Goal> Set down each entry exactly as given; pictures should not appear in the copy.

Extracted information>
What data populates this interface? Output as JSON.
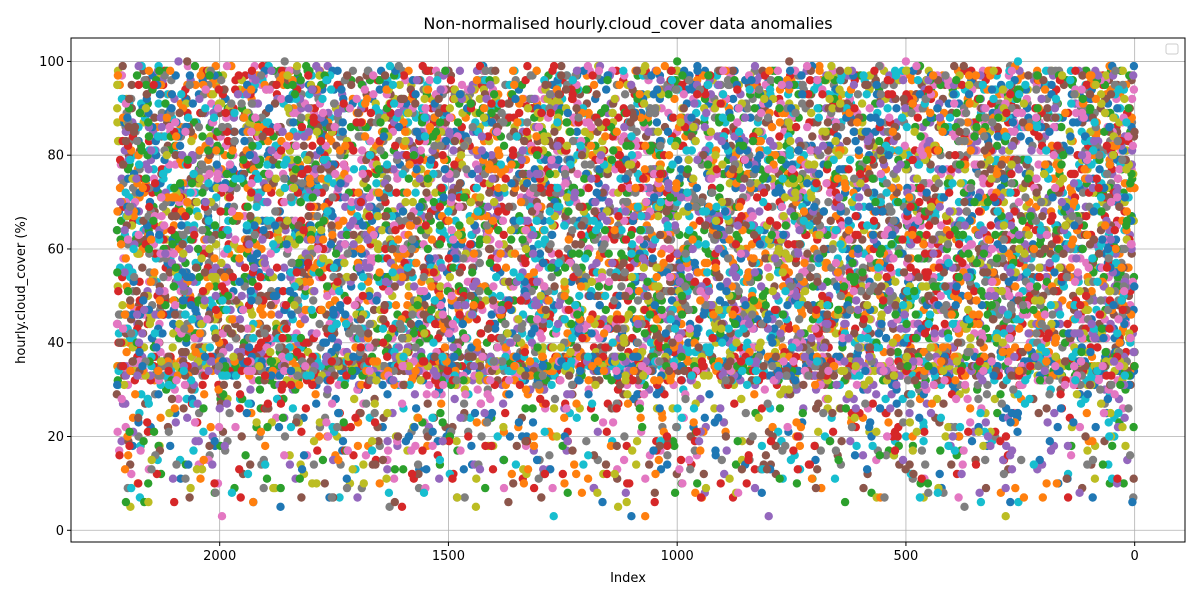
{
  "chart_data": {
    "type": "scatter",
    "title": "Non-normalised hourly.cloud_cover data anomalies",
    "xlabel": "Index",
    "ylabel": "hourly.cloud_cover (%)",
    "x_inverted": true,
    "xlim": [
      2325,
      -110
    ],
    "ylim": [
      -2.5,
      105
    ],
    "x_ticks": [
      2000,
      1500,
      1000,
      500,
      0
    ],
    "x_tick_labels": [
      "2000",
      "1500",
      "1000",
      "500",
      "0"
    ],
    "y_ticks": [
      0,
      20,
      40,
      60,
      80,
      100
    ],
    "y_tick_labels": [
      "0",
      "20",
      "40",
      "60",
      "80",
      "100"
    ],
    "grid": true,
    "legend": {
      "placement": "top-right",
      "entries": []
    },
    "marker": "circle",
    "series_colors": [
      "#1f77b4",
      "#ff7f0e",
      "#2ca02c",
      "#d62728",
      "#9467bd",
      "#8c564b",
      "#e377c2",
      "#7f7f7f",
      "#bcbd22",
      "#17becf"
    ],
    "x_range": [
      0,
      2225
    ],
    "y_dense_band": [
      31,
      100
    ],
    "y_sparse_band": [
      3,
      31
    ],
    "points_sample": [
      {
        "x": 2224,
        "y": 31
      },
      {
        "x": 2207,
        "y": 13
      },
      {
        "x": 2197,
        "y": 21
      },
      {
        "x": 2178,
        "y": 10
      },
      {
        "x": 2090,
        "y": 100
      },
      {
        "x": 2071,
        "y": 100
      },
      {
        "x": 1995,
        "y": 3
      },
      {
        "x": 1858,
        "y": 100
      },
      {
        "x": 1440,
        "y": 5
      },
      {
        "x": 1270,
        "y": 3
      },
      {
        "x": 1100,
        "y": 3
      },
      {
        "x": 1070,
        "y": 3
      },
      {
        "x": 1000,
        "y": 100
      },
      {
        "x": 948,
        "y": 7
      },
      {
        "x": 800,
        "y": 3
      },
      {
        "x": 755,
        "y": 100
      },
      {
        "x": 500,
        "y": 100
      },
      {
        "x": 372,
        "y": 5
      },
      {
        "x": 282,
        "y": 3
      },
      {
        "x": 255,
        "y": 100
      },
      {
        "x": 5,
        "y": 6
      }
    ]
  }
}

Finished task>
What data populates this interface? Output as JSON.
{
  "chart_data": {
    "type": "scatter",
    "title": "Non-normalised hourly.cloud_cover data anomalies",
    "xlabel": "Index",
    "ylabel": "hourly.cloud_cover (%)",
    "x_inverted": true,
    "xlim": [
      2325,
      -110
    ],
    "ylim": [
      -2.5,
      105
    ],
    "x_ticks": [
      2000,
      1500,
      1000,
      500,
      0
    ],
    "x_tick_labels": [
      "2000",
      "1500",
      "1000",
      "500",
      "0"
    ],
    "y_ticks": [
      0,
      20,
      40,
      60,
      80,
      100
    ],
    "y_tick_labels": [
      "0",
      "20",
      "40",
      "60",
      "80",
      "100"
    ],
    "grid": true,
    "legend": {
      "placement": "top-right",
      "entries": []
    },
    "marker": "circle",
    "series_colors": [
      "#1f77b4",
      "#ff7f0e",
      "#2ca02c",
      "#d62728",
      "#9467bd",
      "#8c564b",
      "#e377c2",
      "#7f7f7f",
      "#bcbd22",
      "#17becf"
    ],
    "x_range": [
      0,
      2225
    ],
    "y_dense_band": [
      31,
      100
    ],
    "y_sparse_band": [
      3,
      31
    ],
    "points_sample": [
      {
        "x": 2224,
        "y": 31
      },
      {
        "x": 2207,
        "y": 13
      },
      {
        "x": 2197,
        "y": 21
      },
      {
        "x": 2178,
        "y": 10
      },
      {
        "x": 2090,
        "y": 100
      },
      {
        "x": 2071,
        "y": 100
      },
      {
        "x": 1995,
        "y": 3
      },
      {
        "x": 1858,
        "y": 100
      },
      {
        "x": 1440,
        "y": 5
      },
      {
        "x": 1270,
        "y": 3
      },
      {
        "x": 1100,
        "y": 3
      },
      {
        "x": 1070,
        "y": 3
      },
      {
        "x": 1000,
        "y": 100
      },
      {
        "x": 948,
        "y": 7
      },
      {
        "x": 800,
        "y": 3
      },
      {
        "x": 755,
        "y": 100
      },
      {
        "x": 500,
        "y": 100
      },
      {
        "x": 372,
        "y": 5
      },
      {
        "x": 282,
        "y": 3
      },
      {
        "x": 255,
        "y": 100
      },
      {
        "x": 5,
        "y": 6
      }
    ]
  }
}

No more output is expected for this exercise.